## Description of the task
Can you retype all of the lines below, character for character, with nothing changed?

## Given data
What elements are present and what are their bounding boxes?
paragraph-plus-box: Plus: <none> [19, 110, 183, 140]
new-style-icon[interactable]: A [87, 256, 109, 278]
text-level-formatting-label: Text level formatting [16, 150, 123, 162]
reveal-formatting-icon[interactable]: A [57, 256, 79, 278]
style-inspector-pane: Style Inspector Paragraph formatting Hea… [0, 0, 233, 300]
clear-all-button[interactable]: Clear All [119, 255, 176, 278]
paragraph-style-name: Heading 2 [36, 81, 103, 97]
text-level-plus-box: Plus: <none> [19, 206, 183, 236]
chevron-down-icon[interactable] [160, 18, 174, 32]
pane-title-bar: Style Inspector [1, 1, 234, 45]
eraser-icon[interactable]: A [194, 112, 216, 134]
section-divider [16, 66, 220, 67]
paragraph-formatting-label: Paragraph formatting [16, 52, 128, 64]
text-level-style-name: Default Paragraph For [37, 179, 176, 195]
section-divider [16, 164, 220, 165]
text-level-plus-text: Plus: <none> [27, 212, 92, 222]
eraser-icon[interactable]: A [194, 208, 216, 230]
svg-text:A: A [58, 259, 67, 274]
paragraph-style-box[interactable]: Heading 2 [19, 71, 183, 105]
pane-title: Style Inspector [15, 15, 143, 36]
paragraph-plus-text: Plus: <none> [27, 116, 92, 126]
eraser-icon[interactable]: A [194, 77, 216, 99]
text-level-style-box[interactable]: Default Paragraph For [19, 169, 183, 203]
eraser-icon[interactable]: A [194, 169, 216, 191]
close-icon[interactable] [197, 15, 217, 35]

## Response
What elements are present and what are their bounding boxes?
paragraph-plus-box: Plus: <none> [19, 110, 183, 140]
new-style-icon[interactable]: A [87, 256, 109, 278]
text-level-formatting-label: Text level formatting [16, 150, 123, 162]
reveal-formatting-icon[interactable]: A [57, 256, 79, 278]
style-inspector-pane: Style Inspector Paragraph formatting Hea… [0, 0, 233, 300]
clear-all-button[interactable]: Clear All [119, 255, 176, 278]
paragraph-style-name: Heading 2 [36, 81, 103, 97]
text-level-plus-box: Plus: <none> [19, 206, 183, 236]
chevron-down-icon[interactable] [160, 18, 174, 32]
pane-title-bar: Style Inspector [1, 1, 234, 45]
eraser-icon[interactable]: A [194, 112, 216, 134]
section-divider [16, 66, 220, 67]
paragraph-formatting-label: Paragraph formatting [16, 52, 128, 64]
text-level-style-name: Default Paragraph For [37, 179, 176, 195]
section-divider [16, 164, 220, 165]
text-level-plus-text: Plus: <none> [27, 212, 92, 222]
eraser-icon[interactable]: A [194, 208, 216, 230]
svg-text:A: A [58, 259, 67, 274]
paragraph-style-box[interactable]: Heading 2 [19, 71, 183, 105]
pane-title: Style Inspector [15, 15, 143, 36]
paragraph-plus-text: Plus: <none> [27, 116, 92, 126]
eraser-icon[interactable]: A [194, 77, 216, 99]
text-level-style-box[interactable]: Default Paragraph For [19, 169, 183, 203]
eraser-icon[interactable]: A [194, 169, 216, 191]
close-icon[interactable] [197, 15, 217, 35]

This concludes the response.